Los pinos son los árboles más rápidos en conquistar montes. En España, los bosques de Galicia, Asturias y Cataluña demuestran su capacidad de expansión. Plantados para reforestar y proteger suelos, se han convertido en protagonistas de debates ambientales debido a su alto consumo de agua y su impacto en la biodiversidad local. Sin embargo, este problema no se limita a España; en Nueva Zelanda, la situación ha alcanzado niveles casi épicos.
Nueva Zelanda y su error de 1960: plantar pinos que lo cambiaron todo para mal
Cumplen a la perfección su función de reforestar, quizá demasiado bien. Sus semillas, provistas de pequeñas alas membranosas, pueden viajar kilómetros con el viento, escapando de los límites de las plantaciones originales. En Nueva Zelanda, estas “coníferas silvestres” o “wilding conifers” se han convertido en un problema de alcance nacional.

(Entradas guardadas)
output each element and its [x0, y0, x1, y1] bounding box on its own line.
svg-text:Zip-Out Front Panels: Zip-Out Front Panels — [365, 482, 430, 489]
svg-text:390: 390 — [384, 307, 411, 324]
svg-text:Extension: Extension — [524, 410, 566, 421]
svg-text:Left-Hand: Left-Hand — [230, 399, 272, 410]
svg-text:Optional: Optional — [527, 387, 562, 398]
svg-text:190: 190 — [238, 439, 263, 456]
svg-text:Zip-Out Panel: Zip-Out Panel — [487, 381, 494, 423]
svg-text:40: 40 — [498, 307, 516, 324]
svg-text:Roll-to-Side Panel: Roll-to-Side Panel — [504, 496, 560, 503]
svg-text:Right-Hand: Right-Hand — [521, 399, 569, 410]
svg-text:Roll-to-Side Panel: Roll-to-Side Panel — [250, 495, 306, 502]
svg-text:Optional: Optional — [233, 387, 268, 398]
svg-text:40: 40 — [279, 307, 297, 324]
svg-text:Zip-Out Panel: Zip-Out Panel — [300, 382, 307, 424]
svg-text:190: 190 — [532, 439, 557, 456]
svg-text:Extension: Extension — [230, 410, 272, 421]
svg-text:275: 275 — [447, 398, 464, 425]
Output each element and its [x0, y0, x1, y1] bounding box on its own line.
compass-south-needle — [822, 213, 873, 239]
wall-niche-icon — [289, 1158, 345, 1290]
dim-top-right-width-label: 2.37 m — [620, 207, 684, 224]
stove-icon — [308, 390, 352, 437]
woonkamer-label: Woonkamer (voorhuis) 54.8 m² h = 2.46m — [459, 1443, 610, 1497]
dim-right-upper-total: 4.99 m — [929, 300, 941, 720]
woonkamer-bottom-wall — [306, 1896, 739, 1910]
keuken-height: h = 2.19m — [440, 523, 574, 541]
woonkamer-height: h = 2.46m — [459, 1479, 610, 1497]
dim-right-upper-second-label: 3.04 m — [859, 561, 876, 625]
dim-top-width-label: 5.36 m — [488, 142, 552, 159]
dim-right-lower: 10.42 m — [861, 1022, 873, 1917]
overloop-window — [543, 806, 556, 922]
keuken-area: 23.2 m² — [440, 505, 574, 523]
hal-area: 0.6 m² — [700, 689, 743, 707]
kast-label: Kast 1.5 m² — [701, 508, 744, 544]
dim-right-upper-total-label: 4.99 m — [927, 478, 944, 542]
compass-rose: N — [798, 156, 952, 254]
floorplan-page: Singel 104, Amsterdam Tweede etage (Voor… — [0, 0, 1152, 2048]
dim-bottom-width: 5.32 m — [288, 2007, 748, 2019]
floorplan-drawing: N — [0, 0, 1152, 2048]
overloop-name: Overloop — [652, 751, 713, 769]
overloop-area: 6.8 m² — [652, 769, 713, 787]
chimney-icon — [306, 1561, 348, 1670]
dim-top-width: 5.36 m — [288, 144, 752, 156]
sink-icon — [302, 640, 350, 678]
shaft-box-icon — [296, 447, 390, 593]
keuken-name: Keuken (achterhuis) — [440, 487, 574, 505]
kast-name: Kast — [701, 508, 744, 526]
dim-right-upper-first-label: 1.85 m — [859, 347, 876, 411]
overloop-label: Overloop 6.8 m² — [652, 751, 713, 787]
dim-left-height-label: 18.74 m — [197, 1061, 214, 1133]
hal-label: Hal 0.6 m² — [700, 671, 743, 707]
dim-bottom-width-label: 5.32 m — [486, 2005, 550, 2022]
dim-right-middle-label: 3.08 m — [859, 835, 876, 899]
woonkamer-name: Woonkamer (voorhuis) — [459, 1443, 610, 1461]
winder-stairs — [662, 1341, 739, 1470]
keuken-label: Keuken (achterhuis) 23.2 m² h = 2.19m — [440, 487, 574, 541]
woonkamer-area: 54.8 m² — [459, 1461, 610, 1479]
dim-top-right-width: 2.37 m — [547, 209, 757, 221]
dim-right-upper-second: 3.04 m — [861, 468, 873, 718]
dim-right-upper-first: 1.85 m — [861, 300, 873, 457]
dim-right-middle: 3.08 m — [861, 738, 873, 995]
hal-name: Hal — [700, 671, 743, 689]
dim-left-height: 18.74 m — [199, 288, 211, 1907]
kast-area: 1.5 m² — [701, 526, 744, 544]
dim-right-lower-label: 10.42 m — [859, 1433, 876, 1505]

INSTRUCCIONES DE LA TAREA => Continúa el texto sobre los pinos en Nueva Zelanda a partir de su última oración. Los registros no intervienen en esto.

RESULTADO DEL EJERCICIO =>
El fenómeno es simple: los pinos sembrados en plantaciones gestionadas se escapan de su control y colonizan áreas abiertas. Según el Ministerio de Industria Primaria, ya hay más de dos millones de hectáreas afectadas. Antes de que se establecieran programas de control, la expansión llegaba a unas 90.000 hectáreas por año.
El impacto es múltiple y preocupante. Los pinos consumen enormes cantidades de agua; su dosel intercepta la lluvia antes de que llegue al suelo, reduciendo acuíferos y disminuyendo el caudal de ríos y embalses, con pérdidas estimadas de hasta un 40%. Esto afecta, entre otras cosas, a la producción de electricidad en centrales hidroeléctricas. Además, desplazan la vegetación nativa, amenazando la biodiversidad en uno de los países con mayor riqueza ecológica del planeta. La expansión descontrolada también limita la superficie agrícola y aumenta el riesgo de incendios.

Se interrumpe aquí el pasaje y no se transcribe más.